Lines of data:
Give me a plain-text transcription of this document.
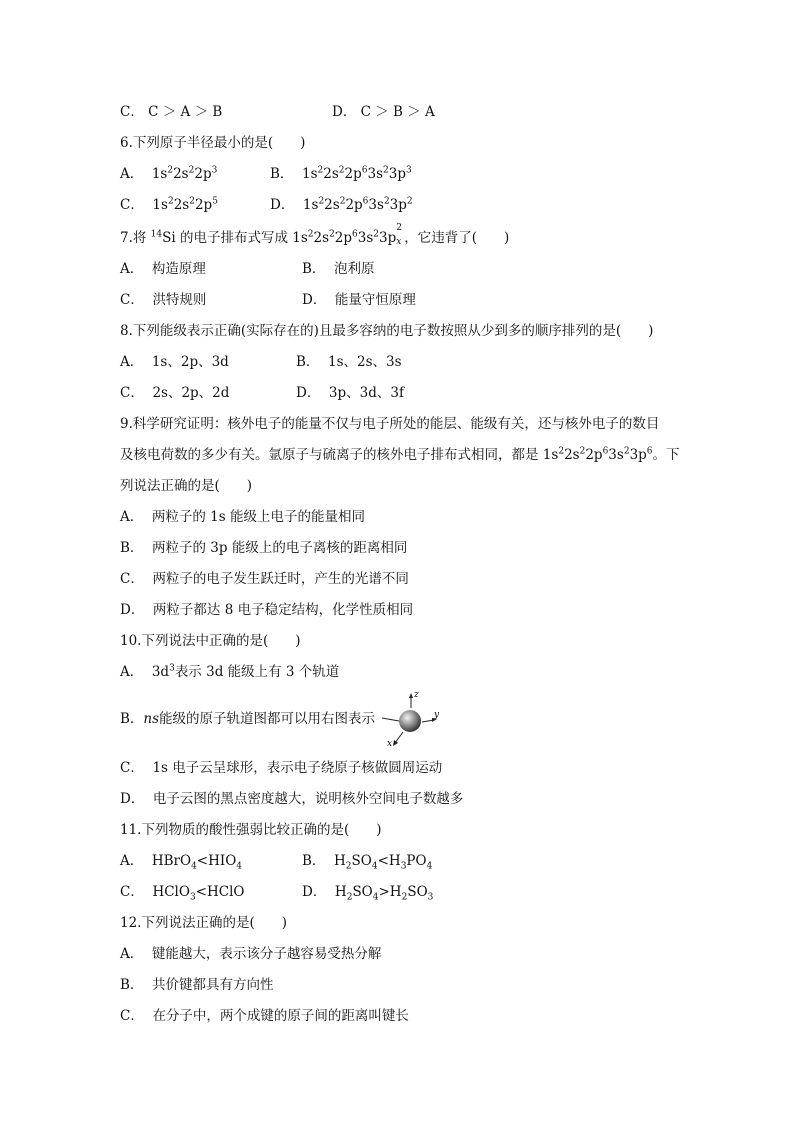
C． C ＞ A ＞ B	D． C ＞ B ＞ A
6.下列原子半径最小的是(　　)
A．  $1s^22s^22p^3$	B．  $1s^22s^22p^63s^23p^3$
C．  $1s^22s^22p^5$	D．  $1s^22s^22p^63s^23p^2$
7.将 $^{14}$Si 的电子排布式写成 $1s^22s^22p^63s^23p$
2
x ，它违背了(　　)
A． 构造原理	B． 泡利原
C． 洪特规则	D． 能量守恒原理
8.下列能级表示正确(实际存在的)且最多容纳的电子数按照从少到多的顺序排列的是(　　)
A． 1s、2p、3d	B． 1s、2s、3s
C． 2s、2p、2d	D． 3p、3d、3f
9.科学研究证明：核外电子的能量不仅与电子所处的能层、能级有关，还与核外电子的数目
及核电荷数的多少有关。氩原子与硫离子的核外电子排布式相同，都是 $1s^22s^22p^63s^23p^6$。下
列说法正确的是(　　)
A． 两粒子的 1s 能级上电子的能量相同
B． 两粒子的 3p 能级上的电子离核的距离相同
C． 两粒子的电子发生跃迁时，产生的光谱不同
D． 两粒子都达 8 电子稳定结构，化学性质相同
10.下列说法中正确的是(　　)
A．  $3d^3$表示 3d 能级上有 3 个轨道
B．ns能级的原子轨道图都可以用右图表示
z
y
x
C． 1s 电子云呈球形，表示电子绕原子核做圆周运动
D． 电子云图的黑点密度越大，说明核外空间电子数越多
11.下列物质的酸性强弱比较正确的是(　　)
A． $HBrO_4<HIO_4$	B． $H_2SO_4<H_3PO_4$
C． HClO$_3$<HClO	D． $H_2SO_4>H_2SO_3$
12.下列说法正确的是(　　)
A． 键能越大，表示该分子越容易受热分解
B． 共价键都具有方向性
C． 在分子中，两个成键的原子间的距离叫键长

- EXERCISE PROMPT:
Pictures are to be left out; the records above must be repeated word for word.

- EXERCISE RESPONSE:
Give me a plain-text transcription of this document.
C． C ＞ A ＞ B	D． C ＞ B ＞ A
6.下列原子半径最小的是(　　)
A．  $1s^22s^22p^3$	B．  $1s^22s^22p^63s^23p^3$
C．  $1s^22s^22p^5$	D．  $1s^22s^22p^63s^23p^2$
7.将 $^{14}$Si 的电子排布式写成 $1s^22s^22p^63s^23p$
2
x ，它违背了(　　)
A． 构造原理	B． 泡利原
C． 洪特规则	D． 能量守恒原理
8.下列能级表示正确(实际存在的)且最多容纳的电子数按照从少到多的顺序排列的是(　　)
A． 1s、2p、3d	B． 1s、2s、3s
C． 2s、2p、2d	D． 3p、3d、3f
9.科学研究证明：核外电子的能量不仅与电子所处的能层、能级有关，还与核外电子的数目
及核电荷数的多少有关。氩原子与硫离子的核外电子排布式相同，都是 $1s^22s^22p^63s^23p^6$。下
列说法正确的是(　　)
A． 两粒子的 1s 能级上电子的能量相同
B． 两粒子的 3p 能级上的电子离核的距离相同
C． 两粒子的电子发生跃迁时，产生的光谱不同
D． 两粒子都达 8 电子稳定结构，化学性质相同
10.下列说法中正确的是(　　)
A．  $3d^3$表示 3d 能级上有 3 个轨道
B．ns能级的原子轨道图都可以用右图表示
z
y
x
C． 1s 电子云呈球形，表示电子绕原子核做圆周运动
D． 电子云图的黑点密度越大，说明核外空间电子数越多
11.下列物质的酸性强弱比较正确的是(　　)
A． $HBrO_4<HIO_4$	B． $H_2SO_4<H_3PO_4$
C． HClO$_3$<HClO	D． $H_2SO_4>H_2SO_3$
12.下列说法正确的是(　　)
A． 键能越大，表示该分子越容易受热分解
B． 共价键都具有方向性
C． 在分子中，两个成键的原子间的距离叫键长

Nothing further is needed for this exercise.